AIM OF THE EXERCISE. In this exercise, reproduce all the entries that follow exactly.

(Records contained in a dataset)
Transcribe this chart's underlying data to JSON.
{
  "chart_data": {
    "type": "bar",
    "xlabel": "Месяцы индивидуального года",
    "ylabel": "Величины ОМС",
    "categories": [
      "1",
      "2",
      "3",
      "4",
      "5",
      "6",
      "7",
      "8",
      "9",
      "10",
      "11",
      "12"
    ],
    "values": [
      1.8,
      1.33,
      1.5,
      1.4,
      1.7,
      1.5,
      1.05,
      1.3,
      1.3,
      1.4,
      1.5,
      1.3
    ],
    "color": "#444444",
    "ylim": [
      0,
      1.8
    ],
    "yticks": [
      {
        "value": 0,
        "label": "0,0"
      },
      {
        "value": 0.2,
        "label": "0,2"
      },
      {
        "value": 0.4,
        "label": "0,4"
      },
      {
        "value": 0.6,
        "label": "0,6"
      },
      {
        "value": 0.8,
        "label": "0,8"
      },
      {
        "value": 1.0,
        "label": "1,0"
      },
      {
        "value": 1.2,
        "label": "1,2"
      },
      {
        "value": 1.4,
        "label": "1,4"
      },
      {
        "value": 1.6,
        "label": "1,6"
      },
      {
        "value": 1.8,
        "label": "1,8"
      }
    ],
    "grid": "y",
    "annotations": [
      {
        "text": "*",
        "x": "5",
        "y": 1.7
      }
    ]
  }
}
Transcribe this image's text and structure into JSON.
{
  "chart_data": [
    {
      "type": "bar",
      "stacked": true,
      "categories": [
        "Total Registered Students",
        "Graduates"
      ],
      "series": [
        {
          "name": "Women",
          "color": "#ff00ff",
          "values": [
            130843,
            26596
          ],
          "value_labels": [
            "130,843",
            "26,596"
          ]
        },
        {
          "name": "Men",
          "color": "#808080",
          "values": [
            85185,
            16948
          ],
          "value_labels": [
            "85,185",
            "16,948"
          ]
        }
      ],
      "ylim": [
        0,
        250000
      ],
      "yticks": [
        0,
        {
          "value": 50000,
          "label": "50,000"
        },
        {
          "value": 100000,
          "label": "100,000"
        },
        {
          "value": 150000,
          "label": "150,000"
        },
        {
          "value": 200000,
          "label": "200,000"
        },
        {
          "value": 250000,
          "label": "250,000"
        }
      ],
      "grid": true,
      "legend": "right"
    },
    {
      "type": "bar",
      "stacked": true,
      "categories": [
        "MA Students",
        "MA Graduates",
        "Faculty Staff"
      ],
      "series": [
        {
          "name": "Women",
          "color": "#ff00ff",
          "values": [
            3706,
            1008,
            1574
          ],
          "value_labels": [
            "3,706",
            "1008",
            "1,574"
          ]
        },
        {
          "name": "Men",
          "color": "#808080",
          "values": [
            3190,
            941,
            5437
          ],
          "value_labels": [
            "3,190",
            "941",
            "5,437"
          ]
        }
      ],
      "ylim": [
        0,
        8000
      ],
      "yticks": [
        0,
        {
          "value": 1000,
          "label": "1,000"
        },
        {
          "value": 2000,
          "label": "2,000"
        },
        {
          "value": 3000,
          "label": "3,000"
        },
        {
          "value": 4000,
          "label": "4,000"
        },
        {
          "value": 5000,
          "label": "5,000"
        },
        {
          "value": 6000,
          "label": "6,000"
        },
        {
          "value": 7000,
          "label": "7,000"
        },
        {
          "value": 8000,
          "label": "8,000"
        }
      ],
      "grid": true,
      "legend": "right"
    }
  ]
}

CORRECT OUTPUT.
Transcribe this chart's underlying data to JSON.
{
  "chart_data": {
    "type": "bar",
    "xlabel": "Месяцы индивидуального года",
    "ylabel": "Величины ОМС",
    "categories": [
      "1",
      "2",
      "3",
      "4",
      "5",
      "6",
      "7",
      "8",
      "9",
      "10",
      "11",
      "12"
    ],
    "values": [
      1.8,
      1.33,
      1.5,
      1.4,
      1.7,
      1.5,
      1.05,
      1.3,
      1.3,
      1.4,
      1.5,
      1.3
    ],
    "color": "#444444",
    "ylim": [
      0,
      1.8
    ],
    "yticks": [
      {
        "value": 0,
        "label": "0,0"
      },
      {
        "value": 0.2,
        "label": "0,2"
      },
      {
        "value": 0.4,
        "label": "0,4"
      },
      {
        "value": 0.6,
        "label": "0,6"
      },
      {
        "value": 0.8,
        "label": "0,8"
      },
      {
        "value": 1.0,
        "label": "1,0"
      },
      {
        "value": 1.2,
        "label": "1,2"
      },
      {
        "value": 1.4,
        "label": "1,4"
      },
      {
        "value": 1.6,
        "label": "1,6"
      },
      {
        "value": 1.8,
        "label": "1,8"
      }
    ],
    "grid": "y",
    "annotations": [
      {
        "text": "*",
        "x": "5",
        "y": 1.7
      }
    ]
  }
}
Transcribe this image's text and structure into JSON.
{
  "chart_data": [
    {
      "type": "bar",
      "stacked": true,
      "categories": [
        "Total Registered Students",
        "Graduates"
      ],
      "series": [
        {
          "name": "Women",
          "color": "#ff00ff",
          "values": [
            130843,
            26596
          ],
          "value_labels": [
            "130,843",
            "26,596"
          ]
        },
        {
          "name": "Men",
          "color": "#808080",
          "values": [
            85185,
            16948
          ],
          "value_labels": [
            "85,185",
            "16,948"
          ]
        }
      ],
      "ylim": [
        0,
        250000
      ],
      "yticks": [
        0,
        {
          "value": 50000,
          "label": "50,000"
        },
        {
          "value": 100000,
          "label": "100,000"
        },
        {
          "value": 150000,
          "label": "150,000"
        },
        {
          "value": 200000,
          "label": "200,000"
        },
        {
          "value": 250000,
          "label": "250,000"
        }
      ],
      "grid": true,
      "legend": "right"
    },
    {
      "type": "bar",
      "stacked": true,
      "categories": [
        "MA Students",
        "MA Graduates",
        "Faculty Staff"
      ],
      "series": [
        {
          "name": "Women",
          "color": "#ff00ff",
          "values": [
            3706,
            1008,
            1574
          ],
          "value_labels": [
            "3,706",
            "1008",
            "1,574"
          ]
        },
        {
          "name": "Men",
          "color": "#808080",
          "values": [
            3190,
            941,
            5437
          ],
          "value_labels": [
            "3,190",
            "941",
            "5,437"
          ]
        }
      ],
      "ylim": [
        0,
        8000
      ],
      "yticks": [
        0,
        {
          "value": 1000,
          "label": "1,000"
        },
        {
          "value": 2000,
          "label": "2,000"
        },
        {
          "value": 3000,
          "label": "3,000"
        },
        {
          "value": 4000,
          "label": "4,000"
        },
        {
          "value": 5000,
          "label": "5,000"
        },
        {
          "value": 6000,
          "label": "6,000"
        },
        {
          "value": 7000,
          "label": "7,000"
        },
        {
          "value": 8000,
          "label": "8,000"
        }
      ],
      "grid": true,
      "legend": "right"
    }
  ]
}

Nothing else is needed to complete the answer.